# Set task
Write out every entry word for word.

[Start of Given records]

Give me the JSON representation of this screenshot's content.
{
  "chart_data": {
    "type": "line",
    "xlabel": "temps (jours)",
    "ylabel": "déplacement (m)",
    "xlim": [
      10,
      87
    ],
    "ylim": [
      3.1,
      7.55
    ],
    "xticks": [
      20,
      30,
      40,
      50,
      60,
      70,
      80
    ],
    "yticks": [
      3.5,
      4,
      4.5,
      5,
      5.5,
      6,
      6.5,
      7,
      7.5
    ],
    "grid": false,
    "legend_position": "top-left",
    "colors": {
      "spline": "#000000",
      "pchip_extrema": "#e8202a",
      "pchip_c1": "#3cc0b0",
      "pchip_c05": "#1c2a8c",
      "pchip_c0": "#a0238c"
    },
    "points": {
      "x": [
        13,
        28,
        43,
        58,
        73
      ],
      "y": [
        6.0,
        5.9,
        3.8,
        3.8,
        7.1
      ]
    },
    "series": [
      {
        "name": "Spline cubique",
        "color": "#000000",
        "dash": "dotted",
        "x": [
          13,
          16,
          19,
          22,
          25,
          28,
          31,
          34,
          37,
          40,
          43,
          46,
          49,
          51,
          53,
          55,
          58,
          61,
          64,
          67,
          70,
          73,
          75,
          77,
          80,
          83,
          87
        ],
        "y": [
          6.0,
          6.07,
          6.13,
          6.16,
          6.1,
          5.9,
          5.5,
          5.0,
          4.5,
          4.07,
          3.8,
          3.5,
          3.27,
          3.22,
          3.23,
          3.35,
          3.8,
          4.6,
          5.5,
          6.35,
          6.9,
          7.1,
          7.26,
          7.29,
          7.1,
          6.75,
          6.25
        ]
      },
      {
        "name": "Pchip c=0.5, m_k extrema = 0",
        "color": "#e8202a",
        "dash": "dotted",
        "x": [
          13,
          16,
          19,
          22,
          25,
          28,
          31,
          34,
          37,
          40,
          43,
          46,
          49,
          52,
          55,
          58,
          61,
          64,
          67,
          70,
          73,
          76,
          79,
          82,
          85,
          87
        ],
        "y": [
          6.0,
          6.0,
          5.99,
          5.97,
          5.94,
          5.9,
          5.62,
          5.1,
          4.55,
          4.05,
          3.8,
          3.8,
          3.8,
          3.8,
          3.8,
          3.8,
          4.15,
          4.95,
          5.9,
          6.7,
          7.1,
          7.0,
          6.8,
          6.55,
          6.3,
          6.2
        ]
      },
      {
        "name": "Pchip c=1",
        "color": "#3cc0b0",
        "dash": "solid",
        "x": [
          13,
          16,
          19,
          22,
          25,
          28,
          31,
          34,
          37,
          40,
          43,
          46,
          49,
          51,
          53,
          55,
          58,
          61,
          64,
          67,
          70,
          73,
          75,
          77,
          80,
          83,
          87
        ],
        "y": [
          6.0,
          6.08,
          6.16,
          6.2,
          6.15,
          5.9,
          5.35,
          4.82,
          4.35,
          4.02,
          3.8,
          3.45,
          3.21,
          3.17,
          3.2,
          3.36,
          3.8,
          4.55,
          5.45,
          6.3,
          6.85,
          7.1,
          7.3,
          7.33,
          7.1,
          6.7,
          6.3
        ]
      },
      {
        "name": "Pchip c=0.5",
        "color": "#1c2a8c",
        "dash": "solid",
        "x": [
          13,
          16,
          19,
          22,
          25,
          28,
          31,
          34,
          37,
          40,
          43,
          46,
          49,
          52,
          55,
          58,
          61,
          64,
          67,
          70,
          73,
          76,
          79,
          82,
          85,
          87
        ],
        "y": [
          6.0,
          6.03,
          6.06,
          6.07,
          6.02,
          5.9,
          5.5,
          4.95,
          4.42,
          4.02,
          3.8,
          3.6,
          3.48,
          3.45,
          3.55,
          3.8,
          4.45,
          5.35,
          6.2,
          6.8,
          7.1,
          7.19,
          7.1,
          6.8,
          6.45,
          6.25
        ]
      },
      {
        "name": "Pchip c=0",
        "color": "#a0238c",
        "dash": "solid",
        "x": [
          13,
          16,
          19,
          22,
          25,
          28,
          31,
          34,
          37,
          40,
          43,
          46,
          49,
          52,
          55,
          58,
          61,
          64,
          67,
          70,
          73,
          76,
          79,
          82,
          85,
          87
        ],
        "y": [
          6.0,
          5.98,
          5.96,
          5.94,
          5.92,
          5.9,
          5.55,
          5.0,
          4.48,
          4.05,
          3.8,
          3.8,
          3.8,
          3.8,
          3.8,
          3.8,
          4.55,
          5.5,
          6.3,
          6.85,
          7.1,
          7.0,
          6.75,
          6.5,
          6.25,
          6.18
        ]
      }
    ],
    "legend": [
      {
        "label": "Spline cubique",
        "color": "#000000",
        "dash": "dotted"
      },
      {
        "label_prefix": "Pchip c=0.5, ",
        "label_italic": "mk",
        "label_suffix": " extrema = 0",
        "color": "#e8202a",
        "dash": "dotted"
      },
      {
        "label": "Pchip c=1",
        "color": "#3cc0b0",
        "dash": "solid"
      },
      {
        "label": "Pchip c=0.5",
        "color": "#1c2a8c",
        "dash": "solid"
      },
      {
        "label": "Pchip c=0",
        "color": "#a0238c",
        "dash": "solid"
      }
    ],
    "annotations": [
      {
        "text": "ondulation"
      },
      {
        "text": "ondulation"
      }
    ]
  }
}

[End of Given records]

# Task output
Give me the JSON representation of this screenshot's content.
{
  "chart_data": {
    "type": "line",
    "xlabel": "temps (jours)",
    "ylabel": "déplacement (m)",
    "xlim": [
      10,
      87
    ],
    "ylim": [
      3.1,
      7.55
    ],
    "xticks": [
      20,
      30,
      40,
      50,
      60,
      70,
      80
    ],
    "yticks": [
      3.5,
      4,
      4.5,
      5,
      5.5,
      6,
      6.5,
      7,
      7.5
    ],
    "grid": false,
    "legend_position": "top-left",
    "colors": {
      "spline": "#000000",
      "pchip_extrema": "#e8202a",
      "pchip_c1": "#3cc0b0",
      "pchip_c05": "#1c2a8c",
      "pchip_c0": "#a0238c"
    },
    "points": {
      "x": [
        13,
        28,
        43,
        58,
        73
      ],
      "y": [
        6.0,
        5.9,
        3.8,
        3.8,
        7.1
      ]
    },
    "series": [
      {
        "name": "Spline cubique",
        "color": "#000000",
        "dash": "dotted",
        "x": [
          13,
          16,
          19,
          22,
          25,
          28,
          31,
          34,
          37,
          40,
          43,
          46,
          49,
          51,
          53,
          55,
          58,
          61,
          64,
          67,
          70,
          73,
          75,
          77,
          80,
          83,
          87
        ],
        "y": [
          6.0,
          6.07,
          6.13,
          6.16,
          6.1,
          5.9,
          5.5,
          5.0,
          4.5,
          4.07,
          3.8,
          3.5,
          3.27,
          3.22,
          3.23,
          3.35,
          3.8,
          4.6,
          5.5,
          6.35,
          6.9,
          7.1,
          7.26,
          7.29,
          7.1,
          6.75,
          6.25
        ]
      },
      {
        "name": "Pchip c=0.5, m_k extrema = 0",
        "color": "#e8202a",
        "dash": "dotted",
        "x": [
          13,
          16,
          19,
          22,
          25,
          28,
          31,
          34,
          37,
          40,
          43,
          46,
          49,
          52,
          55,
          58,
          61,
          64,
          67,
          70,
          73,
          76,
          79,
          82,
          85,
          87
        ],
        "y": [
          6.0,
          6.0,
          5.99,
          5.97,
          5.94,
          5.9,
          5.62,
          5.1,
          4.55,
          4.05,
          3.8,
          3.8,
          3.8,
          3.8,
          3.8,
          3.8,
          4.15,
          4.95,
          5.9,
          6.7,
          7.1,
          7.0,
          6.8,
          6.55,
          6.3,
          6.2
        ]
      },
      {
        "name": "Pchip c=1",
        "color": "#3cc0b0",
        "dash": "solid",
        "x": [
          13,
          16,
          19,
          22,
          25,
          28,
          31,
          34,
          37,
          40,
          43,
          46,
          49,
          51,
          53,
          55,
          58,
          61,
          64,
          67,
          70,
          73,
          75,
          77,
          80,
          83,
          87
        ],
        "y": [
          6.0,
          6.08,
          6.16,
          6.2,
          6.15,
          5.9,
          5.35,
          4.82,
          4.35,
          4.02,
          3.8,
          3.45,
          3.21,
          3.17,
          3.2,
          3.36,
          3.8,
          4.55,
          5.45,
          6.3,
          6.85,
          7.1,
          7.3,
          7.33,
          7.1,
          6.7,
          6.3
        ]
      },
      {
        "name": "Pchip c=0.5",
        "color": "#1c2a8c",
        "dash": "solid",
        "x": [
          13,
          16,
          19,
          22,
          25,
          28,
          31,
          34,
          37,
          40,
          43,
          46,
          49,
          52,
          55,
          58,
          61,
          64,
          67,
          70,
          73,
          76,
          79,
          82,
          85,
          87
        ],
        "y": [
          6.0,
          6.03,
          6.06,
          6.07,
          6.02,
          5.9,
          5.5,
          4.95,
          4.42,
          4.02,
          3.8,
          3.6,
          3.48,
          3.45,
          3.55,
          3.8,
          4.45,
          5.35,
          6.2,
          6.8,
          7.1,
          7.19,
          7.1,
          6.8,
          6.45,
          6.25
        ]
      },
      {
        "name": "Pchip c=0",
        "color": "#a0238c",
        "dash": "solid",
        "x": [
          13,
          16,
          19,
          22,
          25,
          28,
          31,
          34,
          37,
          40,
          43,
          46,
          49,
          52,
          55,
          58,
          61,
          64,
          67,
          70,
          73,
          76,
          79,
          82,
          85,
          87
        ],
        "y": [
          6.0,
          5.98,
          5.96,
          5.94,
          5.92,
          5.9,
          5.55,
          5.0,
          4.48,
          4.05,
          3.8,
          3.8,
          3.8,
          3.8,
          3.8,
          3.8,
          4.55,
          5.5,
          6.3,
          6.85,
          7.1,
          7.0,
          6.75,
          6.5,
          6.25,
          6.18
        ]
      }
    ],
    "legend": [
      {
        "label": "Spline cubique",
        "color": "#000000",
        "dash": "dotted"
      },
      {
        "label_prefix": "Pchip c=0.5, ",
        "label_italic": "mk",
        "label_suffix": " extrema = 0",
        "color": "#e8202a",
        "dash": "dotted"
      },
      {
        "label": "Pchip c=1",
        "color": "#3cc0b0",
        "dash": "solid"
      },
      {
        "label": "Pchip c=0.5",
        "color": "#1c2a8c",
        "dash": "solid"
      },
      {
        "label": "Pchip c=0",
        "color": "#a0238c",
        "dash": "solid"
      }
    ],
    "annotations": [
      {
        "text": "ondulation"
      },
      {
        "text": "ondulation"
      }
    ]
  }
}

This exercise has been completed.